▶ Stored rows:
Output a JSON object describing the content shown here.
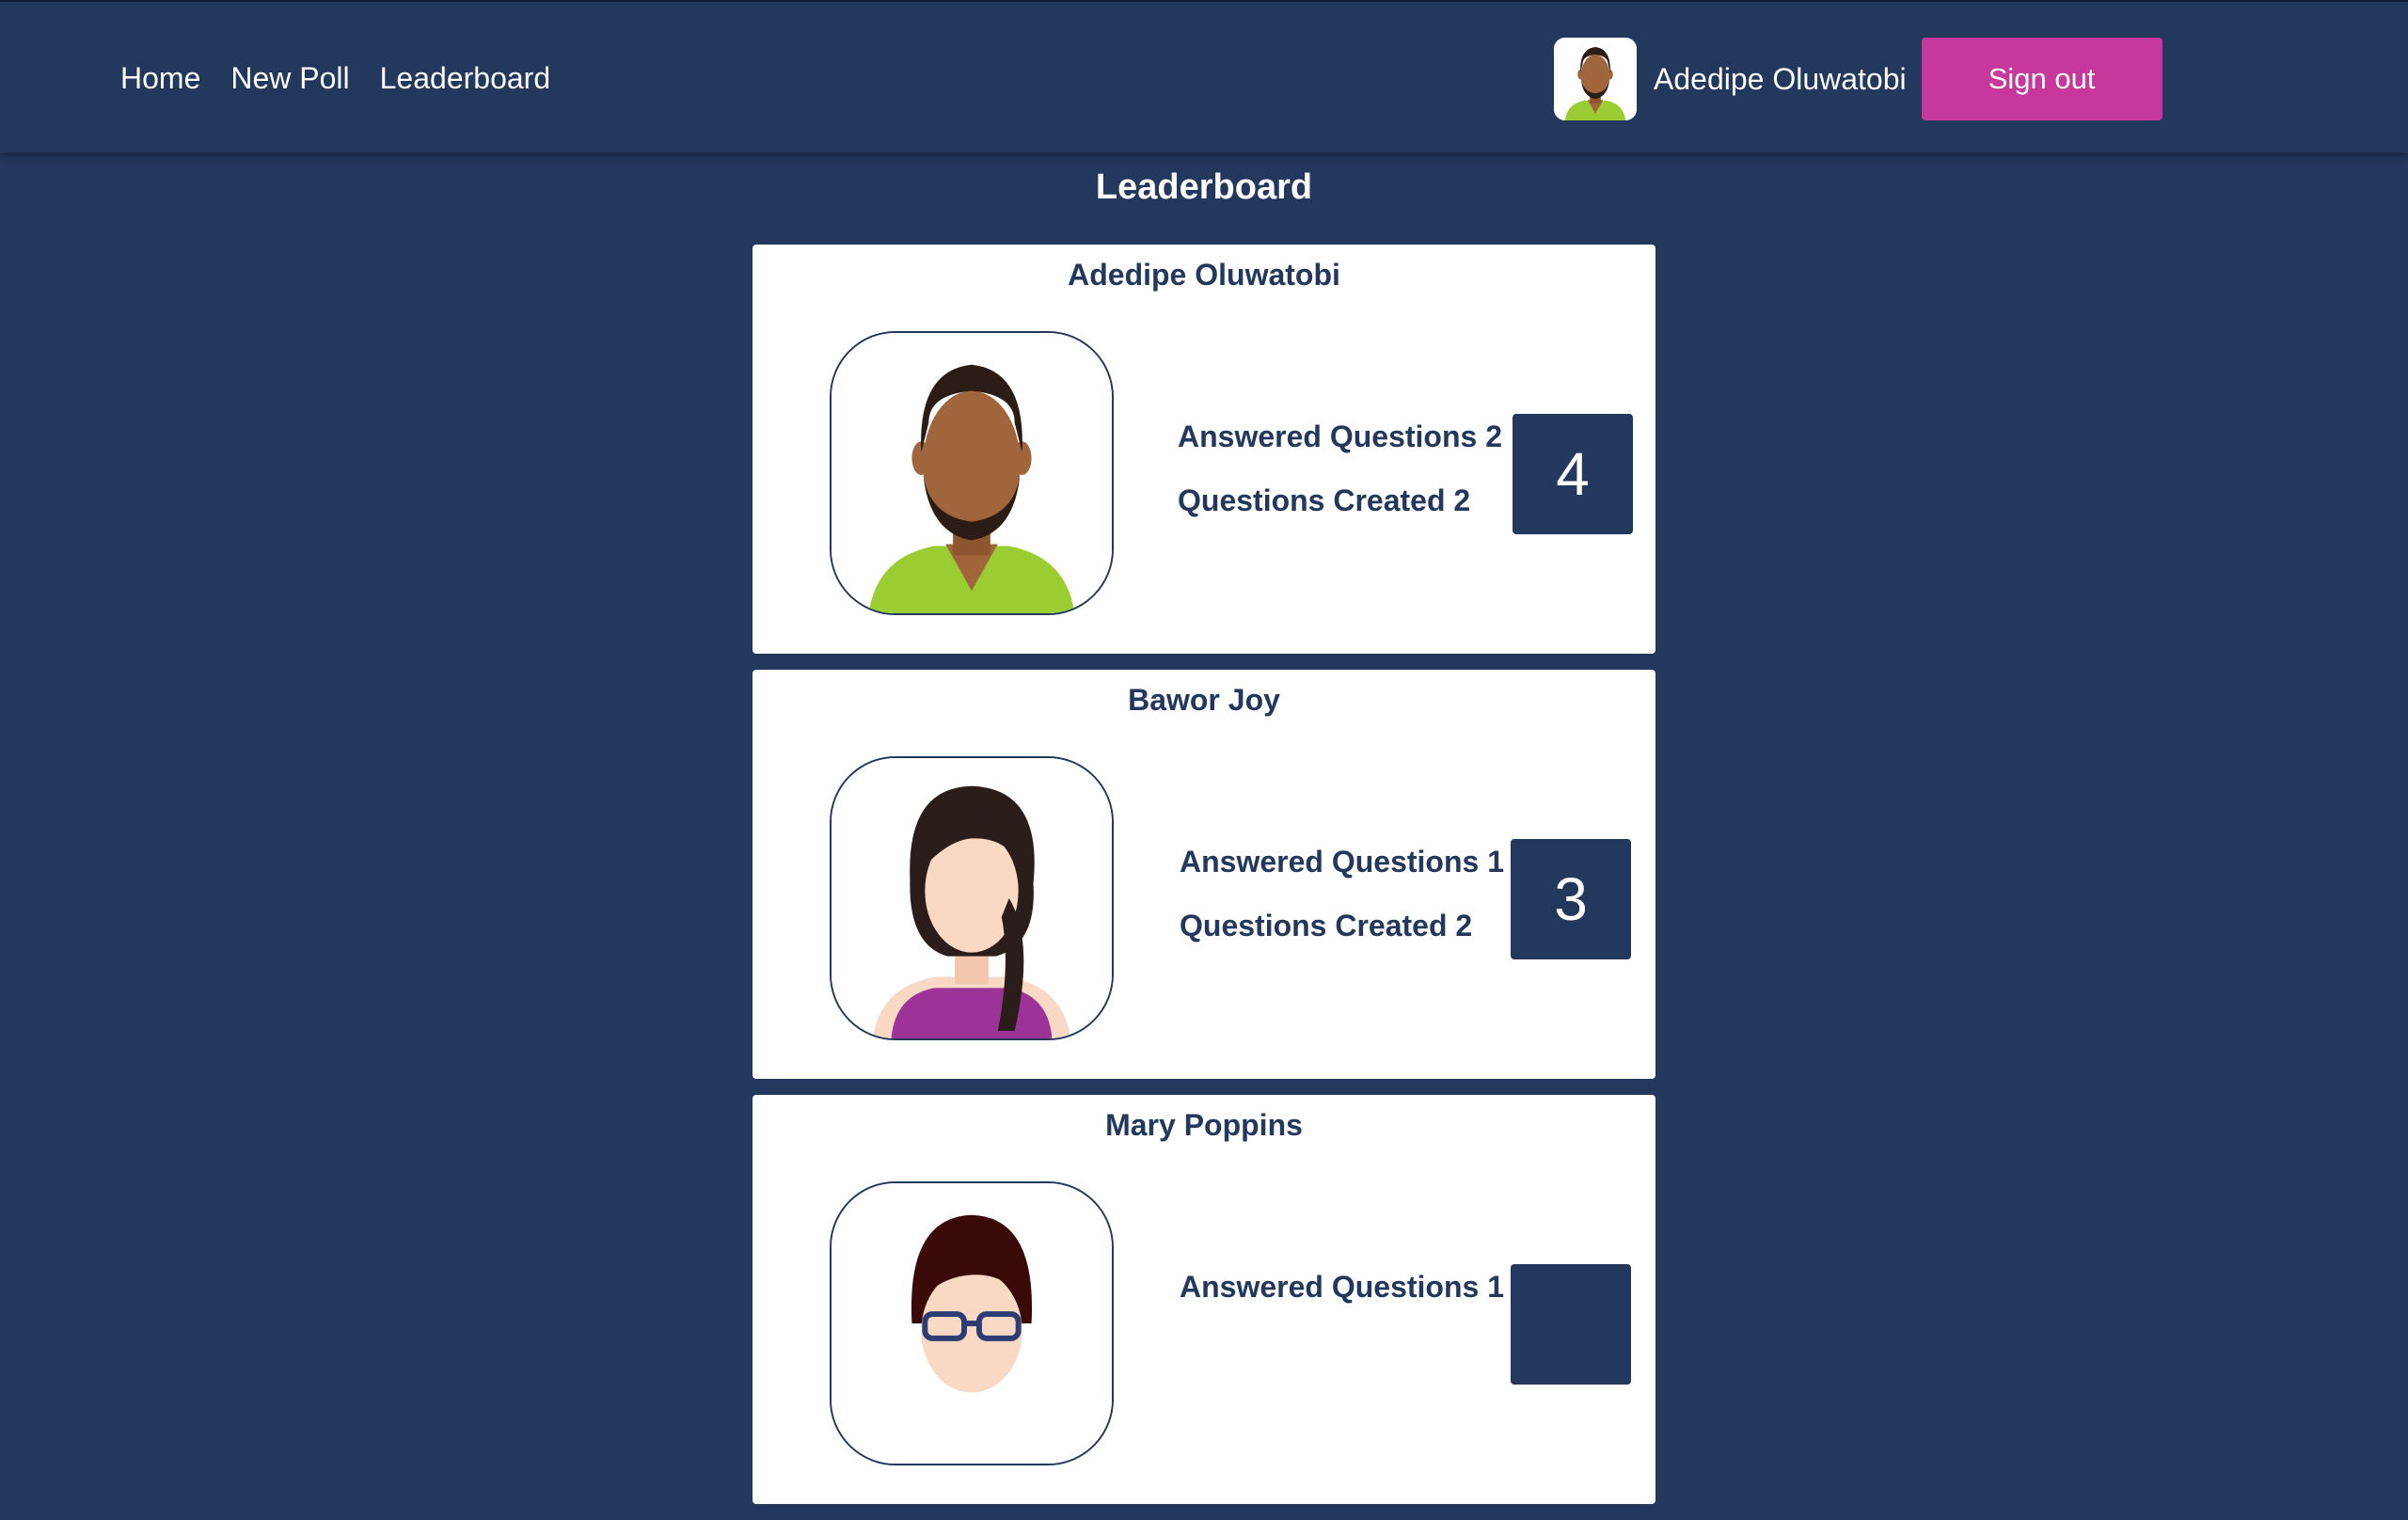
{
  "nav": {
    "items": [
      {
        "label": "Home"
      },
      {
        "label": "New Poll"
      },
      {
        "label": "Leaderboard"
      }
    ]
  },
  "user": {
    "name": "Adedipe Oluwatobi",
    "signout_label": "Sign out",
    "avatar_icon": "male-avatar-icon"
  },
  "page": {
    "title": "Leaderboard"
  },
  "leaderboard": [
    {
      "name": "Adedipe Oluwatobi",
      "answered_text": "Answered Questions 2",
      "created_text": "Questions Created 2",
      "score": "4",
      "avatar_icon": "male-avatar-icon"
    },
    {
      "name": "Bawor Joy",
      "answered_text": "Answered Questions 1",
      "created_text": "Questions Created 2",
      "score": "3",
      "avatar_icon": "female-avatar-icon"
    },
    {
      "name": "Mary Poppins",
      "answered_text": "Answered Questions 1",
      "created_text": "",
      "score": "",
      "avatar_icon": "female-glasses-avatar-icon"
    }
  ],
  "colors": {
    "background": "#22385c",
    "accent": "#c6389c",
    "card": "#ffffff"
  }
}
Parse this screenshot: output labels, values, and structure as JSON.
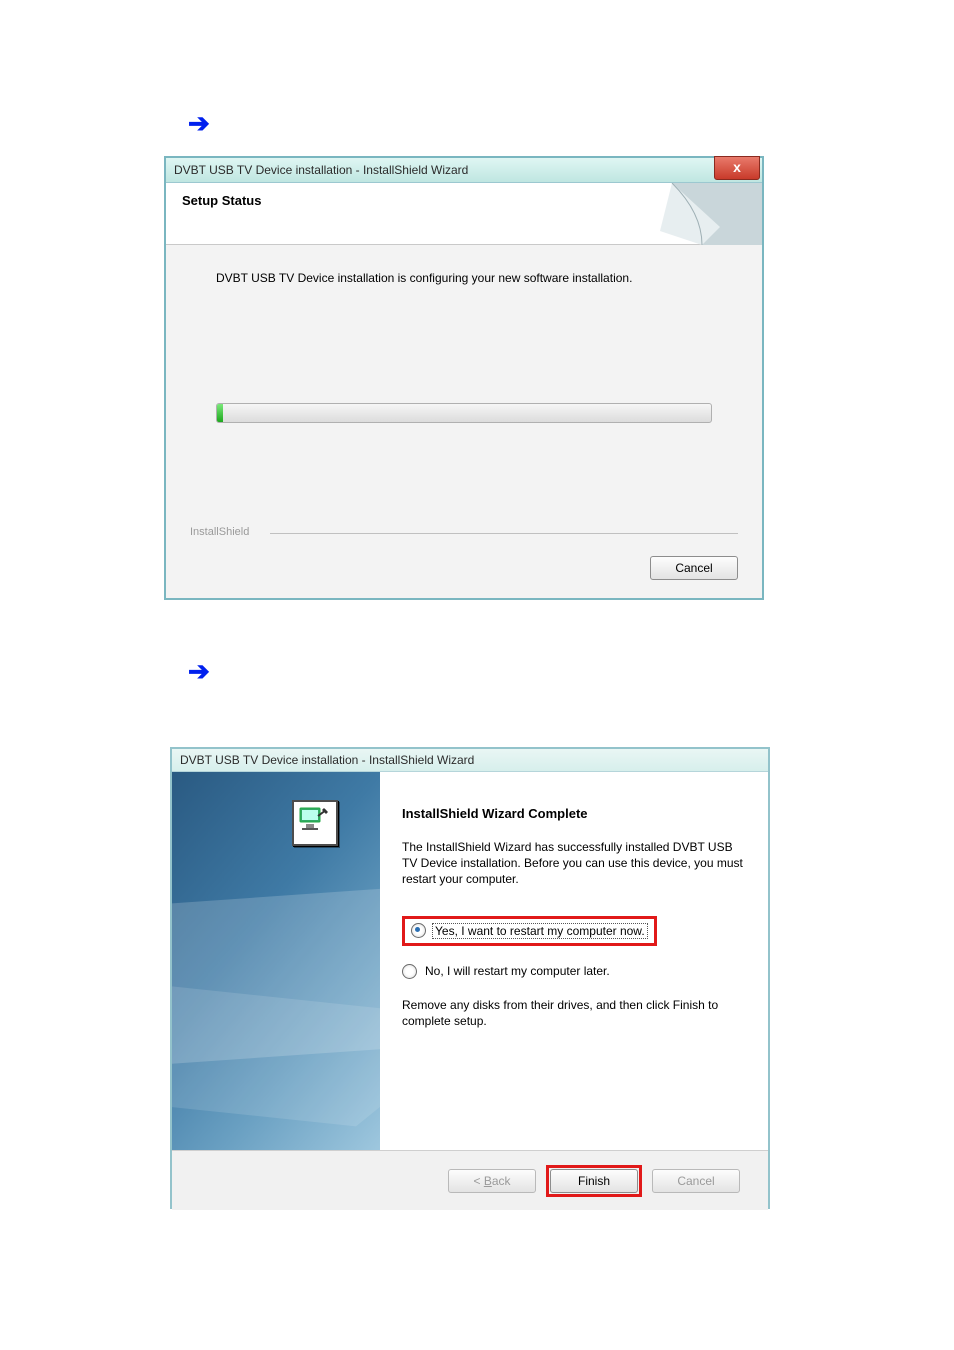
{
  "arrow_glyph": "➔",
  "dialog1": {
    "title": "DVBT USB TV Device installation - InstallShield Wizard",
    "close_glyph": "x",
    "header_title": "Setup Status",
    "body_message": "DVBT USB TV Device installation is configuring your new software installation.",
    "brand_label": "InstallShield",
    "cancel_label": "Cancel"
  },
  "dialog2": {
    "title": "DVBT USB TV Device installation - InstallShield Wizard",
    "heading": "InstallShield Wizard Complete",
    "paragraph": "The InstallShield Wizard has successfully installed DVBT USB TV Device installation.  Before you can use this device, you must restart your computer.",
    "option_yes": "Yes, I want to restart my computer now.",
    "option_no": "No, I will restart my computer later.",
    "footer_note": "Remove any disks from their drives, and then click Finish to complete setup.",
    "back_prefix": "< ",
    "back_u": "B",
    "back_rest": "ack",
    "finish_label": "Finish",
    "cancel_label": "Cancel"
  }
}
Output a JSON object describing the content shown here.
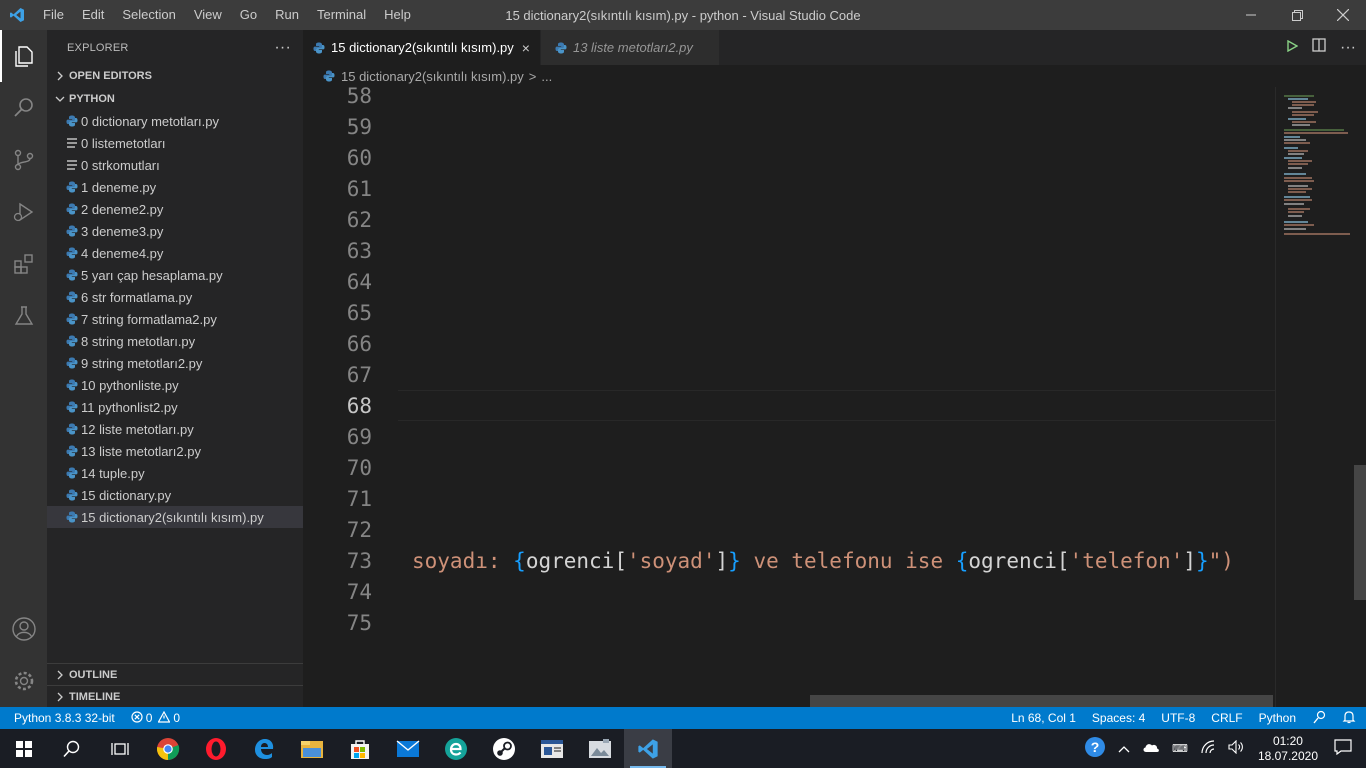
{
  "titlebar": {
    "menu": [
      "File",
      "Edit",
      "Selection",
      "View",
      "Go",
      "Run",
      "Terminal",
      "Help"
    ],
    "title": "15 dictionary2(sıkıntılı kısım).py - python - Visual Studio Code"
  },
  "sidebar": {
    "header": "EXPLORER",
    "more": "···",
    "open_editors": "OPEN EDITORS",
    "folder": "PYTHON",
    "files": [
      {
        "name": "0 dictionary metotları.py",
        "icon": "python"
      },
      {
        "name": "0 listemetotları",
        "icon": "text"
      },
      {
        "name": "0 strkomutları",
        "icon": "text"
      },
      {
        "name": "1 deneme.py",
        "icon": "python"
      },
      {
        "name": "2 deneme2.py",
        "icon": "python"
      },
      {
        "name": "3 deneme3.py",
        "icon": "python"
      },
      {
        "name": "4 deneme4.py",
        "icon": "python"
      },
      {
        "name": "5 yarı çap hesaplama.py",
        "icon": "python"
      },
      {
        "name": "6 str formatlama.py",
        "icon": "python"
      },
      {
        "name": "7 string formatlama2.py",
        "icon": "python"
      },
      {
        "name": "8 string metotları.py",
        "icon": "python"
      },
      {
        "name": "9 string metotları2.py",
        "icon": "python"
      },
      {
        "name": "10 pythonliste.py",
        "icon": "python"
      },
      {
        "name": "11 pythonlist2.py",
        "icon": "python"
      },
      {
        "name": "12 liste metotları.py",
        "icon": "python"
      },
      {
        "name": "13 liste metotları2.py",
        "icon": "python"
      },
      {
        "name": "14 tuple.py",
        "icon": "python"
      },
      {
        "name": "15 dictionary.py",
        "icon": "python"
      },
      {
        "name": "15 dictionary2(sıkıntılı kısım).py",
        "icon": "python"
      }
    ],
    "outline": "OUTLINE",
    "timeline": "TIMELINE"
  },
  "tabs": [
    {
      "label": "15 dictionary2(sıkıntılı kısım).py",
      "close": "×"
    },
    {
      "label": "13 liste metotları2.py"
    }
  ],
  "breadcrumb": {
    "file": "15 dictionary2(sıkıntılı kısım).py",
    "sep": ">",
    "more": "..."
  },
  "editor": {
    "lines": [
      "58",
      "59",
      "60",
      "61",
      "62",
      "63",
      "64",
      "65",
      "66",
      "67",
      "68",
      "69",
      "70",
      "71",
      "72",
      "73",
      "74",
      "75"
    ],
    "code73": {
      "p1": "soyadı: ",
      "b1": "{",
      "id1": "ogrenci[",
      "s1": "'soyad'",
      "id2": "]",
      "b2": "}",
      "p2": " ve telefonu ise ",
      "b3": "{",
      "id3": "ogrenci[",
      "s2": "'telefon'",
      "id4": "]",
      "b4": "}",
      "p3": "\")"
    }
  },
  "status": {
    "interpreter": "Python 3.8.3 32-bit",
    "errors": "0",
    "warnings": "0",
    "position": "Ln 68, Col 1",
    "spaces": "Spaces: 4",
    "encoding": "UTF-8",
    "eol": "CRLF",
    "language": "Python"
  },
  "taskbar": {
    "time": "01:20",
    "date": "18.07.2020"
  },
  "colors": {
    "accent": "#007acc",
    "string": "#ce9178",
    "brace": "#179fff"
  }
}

▶ What this task involves: Retype the records exactly. Any image in them should not appear in what you write.

▶ Result below:
Output a JSON object describing the content shown here.
{
  "nav": {
    "items": [
      {
        "label": "Home"
      },
      {
        "label": "New Poll"
      },
      {
        "label": "Leaderboard"
      }
    ]
  },
  "user": {
    "name": "Adedipe Oluwatobi",
    "signout_label": "Sign out",
    "avatar_icon": "male-avatar-icon"
  },
  "page": {
    "title": "Leaderboard"
  },
  "leaderboard": [
    {
      "name": "Adedipe Oluwatobi",
      "answered_text": "Answered Questions 2",
      "created_text": "Questions Created 2",
      "score": "4",
      "avatar_icon": "male-avatar-icon"
    },
    {
      "name": "Bawor Joy",
      "answered_text": "Answered Questions 1",
      "created_text": "Questions Created 2",
      "score": "3",
      "avatar_icon": "female-avatar-icon"
    },
    {
      "name": "Mary Poppins",
      "answered_text": "Answered Questions 1",
      "created_text": "",
      "score": "",
      "avatar_icon": "female-glasses-avatar-icon"
    }
  ],
  "colors": {
    "background": "#22385c",
    "accent": "#c6389c",
    "card": "#ffffff"
  }
}
Parse this screenshot: output labels, values, and structure as JSON.
{
  "arrow_glyph": "➔",
  "dialog1": {
    "title": "DVBT USB TV Device installation - InstallShield Wizard",
    "close_glyph": "x",
    "header_title": "Setup Status",
    "body_message": "DVBT USB TV Device installation is configuring your new software installation.",
    "brand_label": "InstallShield",
    "cancel_label": "Cancel"
  },
  "dialog2": {
    "title": "DVBT USB TV Device installation - InstallShield Wizard",
    "heading": "InstallShield Wizard Complete",
    "paragraph": "The InstallShield Wizard has successfully installed DVBT USB TV Device installation.  Before you can use this device, you must restart your computer.",
    "option_yes": "Yes, I want to restart my computer now.",
    "option_no": "No, I will restart my computer later.",
    "footer_note": "Remove any disks from their drives, and then click Finish to complete setup.",
    "back_prefix": "< ",
    "back_u": "B",
    "back_rest": "ack",
    "finish_label": "Finish",
    "cancel_label": "Cancel"
  }
}
Output a JSON object describing the content shown here.
{
  "titlebar": {
    "menu": [
      "File",
      "Edit",
      "Selection",
      "View",
      "Go",
      "Run",
      "Terminal",
      "Help"
    ],
    "title": "15 dictionary2(sıkıntılı kısım).py - python - Visual Studio Code"
  },
  "sidebar": {
    "header": "EXPLORER",
    "more": "···",
    "open_editors": "OPEN EDITORS",
    "folder": "PYTHON",
    "files": [
      {
        "name": "0 dictionary metotları.py",
        "icon": "python"
      },
      {
        "name": "0 listemetotları",
        "icon": "text"
      },
      {
        "name": "0 strkomutları",
        "icon": "text"
      },
      {
        "name": "1 deneme.py",
        "icon": "python"
      },
      {
        "name": "2 deneme2.py",
        "icon": "python"
      },
      {
        "name": "3 deneme3.py",
        "icon": "python"
      },
      {
        "name": "4 deneme4.py",
        "icon": "python"
      },
      {
        "name": "5 yarı çap hesaplama.py",
        "icon": "python"
      },
      {
        "name": "6 str formatlama.py",
        "icon": "python"
      },
      {
        "name": "7 string formatlama2.py",
        "icon": "python"
      },
      {
        "name": "8 string metotları.py",
        "icon": "python"
      },
      {
        "name": "9 string metotları2.py",
        "icon": "python"
      },
      {
        "name": "10 pythonliste.py",
        "icon": "python"
      },
      {
        "name": "11 pythonlist2.py",
        "icon": "python"
      },
      {
        "name": "12 liste metotları.py",
        "icon": "python"
      },
      {
        "name": "13 liste metotları2.py",
        "icon": "python"
      },
      {
        "name": "14 tuple.py",
        "icon": "python"
      },
      {
        "name": "15 dictionary.py",
        "icon": "python"
      },
      {
        "name": "15 dictionary2(sıkıntılı kısım).py",
        "icon": "python"
      }
    ],
    "outline": "OUTLINE",
    "timeline": "TIMELINE"
  },
  "tabs": [
    {
      "label": "15 dictionary2(sıkıntılı kısım).py",
      "close": "×"
    },
    {
      "label": "13 liste metotları2.py"
    }
  ],
  "breadcrumb": {
    "file": "15 dictionary2(sıkıntılı kısım).py",
    "sep": ">",
    "more": "..."
  },
  "editor": {
    "lines": [
      "58",
      "59",
      "60",
      "61",
      "62",
      "63",
      "64",
      "65",
      "66",
      "67",
      "68",
      "69",
      "70",
      "71",
      "72",
      "73",
      "74",
      "75"
    ],
    "code73": {
      "p1": "soyadı: ",
      "b1": "{",
      "id1": "ogrenci[",
      "s1": "'soyad'",
      "id2": "]",
      "b2": "}",
      "p2": " ve telefonu ise ",
      "b3": "{",
      "id3": "ogrenci[",
      "s2": "'telefon'",
      "id4": "]",
      "b4": "}",
      "p3": "\")"
    }
  },
  "status": {
    "interpreter": "Python 3.8.3 32-bit",
    "errors": "0",
    "warnings": "0",
    "position": "Ln 68, Col 1",
    "spaces": "Spaces: 4",
    "encoding": "UTF-8",
    "eol": "CRLF",
    "language": "Python"
  },
  "taskbar": {
    "time": "01:20",
    "date": "18.07.2020"
  },
  "colors": {
    "accent": "#007acc",
    "string": "#ce9178",
    "brace": "#179fff"
  }
}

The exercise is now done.